_Aim:_ Could you write out every entry exactly as it stands?

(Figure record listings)
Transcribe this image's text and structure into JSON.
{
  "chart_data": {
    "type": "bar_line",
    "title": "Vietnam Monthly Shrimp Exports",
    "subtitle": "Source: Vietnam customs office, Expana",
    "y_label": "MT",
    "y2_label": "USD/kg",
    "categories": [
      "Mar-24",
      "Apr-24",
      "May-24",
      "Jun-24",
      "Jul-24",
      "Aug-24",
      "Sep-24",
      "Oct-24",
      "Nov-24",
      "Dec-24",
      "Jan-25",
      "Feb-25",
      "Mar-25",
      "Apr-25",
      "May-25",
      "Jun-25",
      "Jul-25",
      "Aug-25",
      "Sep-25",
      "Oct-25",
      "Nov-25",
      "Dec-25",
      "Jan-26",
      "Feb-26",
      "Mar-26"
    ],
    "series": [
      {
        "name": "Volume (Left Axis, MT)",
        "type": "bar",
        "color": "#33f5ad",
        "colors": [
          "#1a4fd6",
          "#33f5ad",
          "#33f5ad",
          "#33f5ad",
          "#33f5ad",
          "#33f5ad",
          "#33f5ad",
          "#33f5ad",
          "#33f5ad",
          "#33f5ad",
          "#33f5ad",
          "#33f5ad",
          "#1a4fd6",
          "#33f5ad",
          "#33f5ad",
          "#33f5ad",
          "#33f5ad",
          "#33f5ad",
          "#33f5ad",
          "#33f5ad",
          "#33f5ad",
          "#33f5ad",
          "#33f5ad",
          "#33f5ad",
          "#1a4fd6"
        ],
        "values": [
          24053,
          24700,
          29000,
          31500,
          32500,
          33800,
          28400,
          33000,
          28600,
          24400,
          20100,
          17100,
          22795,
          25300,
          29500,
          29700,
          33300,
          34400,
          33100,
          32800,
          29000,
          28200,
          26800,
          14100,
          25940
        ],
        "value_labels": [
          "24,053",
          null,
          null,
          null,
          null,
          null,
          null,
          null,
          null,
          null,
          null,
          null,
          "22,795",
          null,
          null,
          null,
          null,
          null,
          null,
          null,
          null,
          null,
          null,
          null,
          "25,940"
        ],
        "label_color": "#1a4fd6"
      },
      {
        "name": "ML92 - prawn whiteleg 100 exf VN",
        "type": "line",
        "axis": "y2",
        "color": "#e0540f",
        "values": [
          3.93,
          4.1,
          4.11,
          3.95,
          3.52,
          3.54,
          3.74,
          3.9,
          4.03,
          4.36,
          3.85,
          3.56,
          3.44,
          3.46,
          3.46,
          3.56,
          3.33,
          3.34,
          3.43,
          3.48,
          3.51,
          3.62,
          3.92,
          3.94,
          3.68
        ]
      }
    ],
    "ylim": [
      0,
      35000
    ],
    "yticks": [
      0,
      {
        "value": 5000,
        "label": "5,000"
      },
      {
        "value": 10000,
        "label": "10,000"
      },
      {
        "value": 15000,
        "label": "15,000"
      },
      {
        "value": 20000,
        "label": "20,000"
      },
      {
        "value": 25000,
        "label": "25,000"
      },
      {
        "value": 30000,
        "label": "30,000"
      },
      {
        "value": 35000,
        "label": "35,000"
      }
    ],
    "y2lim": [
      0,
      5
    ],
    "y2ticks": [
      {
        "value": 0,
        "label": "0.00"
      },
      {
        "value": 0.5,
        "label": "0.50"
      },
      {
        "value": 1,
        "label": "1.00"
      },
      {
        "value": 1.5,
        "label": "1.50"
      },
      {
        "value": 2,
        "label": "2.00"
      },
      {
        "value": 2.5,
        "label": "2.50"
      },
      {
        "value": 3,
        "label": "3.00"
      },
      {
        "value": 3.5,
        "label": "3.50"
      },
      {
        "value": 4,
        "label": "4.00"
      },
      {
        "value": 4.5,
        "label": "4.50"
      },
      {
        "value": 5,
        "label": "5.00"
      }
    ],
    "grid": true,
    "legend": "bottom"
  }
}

_Finished exercise:_
Transcribe this image's text and structure into JSON.
{
  "chart_data": {
    "type": "bar_line",
    "title": "Vietnam Monthly Shrimp Exports",
    "subtitle": "Source: Vietnam customs office, Expana",
    "y_label": "MT",
    "y2_label": "USD/kg",
    "categories": [
      "Mar-24",
      "Apr-24",
      "May-24",
      "Jun-24",
      "Jul-24",
      "Aug-24",
      "Sep-24",
      "Oct-24",
      "Nov-24",
      "Dec-24",
      "Jan-25",
      "Feb-25",
      "Mar-25",
      "Apr-25",
      "May-25",
      "Jun-25",
      "Jul-25",
      "Aug-25",
      "Sep-25",
      "Oct-25",
      "Nov-25",
      "Dec-25",
      "Jan-26",
      "Feb-26",
      "Mar-26"
    ],
    "series": [
      {
        "name": "Volume (Left Axis, MT)",
        "type": "bar",
        "color": "#33f5ad",
        "colors": [
          "#1a4fd6",
          "#33f5ad",
          "#33f5ad",
          "#33f5ad",
          "#33f5ad",
          "#33f5ad",
          "#33f5ad",
          "#33f5ad",
          "#33f5ad",
          "#33f5ad",
          "#33f5ad",
          "#33f5ad",
          "#1a4fd6",
          "#33f5ad",
          "#33f5ad",
          "#33f5ad",
          "#33f5ad",
          "#33f5ad",
          "#33f5ad",
          "#33f5ad",
          "#33f5ad",
          "#33f5ad",
          "#33f5ad",
          "#33f5ad",
          "#1a4fd6"
        ],
        "values": [
          24053,
          24700,
          29000,
          31500,
          32500,
          33800,
          28400,
          33000,
          28600,
          24400,
          20100,
          17100,
          22795,
          25300,
          29500,
          29700,
          33300,
          34400,
          33100,
          32800,
          29000,
          28200,
          26800,
          14100,
          25940
        ],
        "value_labels": [
          "24,053",
          null,
          null,
          null,
          null,
          null,
          null,
          null,
          null,
          null,
          null,
          null,
          "22,795",
          null,
          null,
          null,
          null,
          null,
          null,
          null,
          null,
          null,
          null,
          null,
          "25,940"
        ],
        "label_color": "#1a4fd6"
      },
      {
        "name": "ML92 - prawn whiteleg 100 exf VN",
        "type": "line",
        "axis": "y2",
        "color": "#e0540f",
        "values": [
          3.93,
          4.1,
          4.11,
          3.95,
          3.52,
          3.54,
          3.74,
          3.9,
          4.03,
          4.36,
          3.85,
          3.56,
          3.44,
          3.46,
          3.46,
          3.56,
          3.33,
          3.34,
          3.43,
          3.48,
          3.51,
          3.62,
          3.92,
          3.94,
          3.68
        ]
      }
    ],
    "ylim": [
      0,
      35000
    ],
    "yticks": [
      0,
      {
        "value": 5000,
        "label": "5,000"
      },
      {
        "value": 10000,
        "label": "10,000"
      },
      {
        "value": 15000,
        "label": "15,000"
      },
      {
        "value": 20000,
        "label": "20,000"
      },
      {
        "value": 25000,
        "label": "25,000"
      },
      {
        "value": 30000,
        "label": "30,000"
      },
      {
        "value": 35000,
        "label": "35,000"
      }
    ],
    "y2lim": [
      0,
      5
    ],
    "y2ticks": [
      {
        "value": 0,
        "label": "0.00"
      },
      {
        "value": 0.5,
        "label": "0.50"
      },
      {
        "value": 1,
        "label": "1.00"
      },
      {
        "value": 1.5,
        "label": "1.50"
      },
      {
        "value": 2,
        "label": "2.00"
      },
      {
        "value": 2.5,
        "label": "2.50"
      },
      {
        "value": 3,
        "label": "3.00"
      },
      {
        "value": 3.5,
        "label": "3.50"
      },
      {
        "value": 4,
        "label": "4.00"
      },
      {
        "value": 4.5,
        "label": "4.50"
      },
      {
        "value": 5,
        "label": "5.00"
      }
    ],
    "grid": true,
    "legend": "bottom"
  }
}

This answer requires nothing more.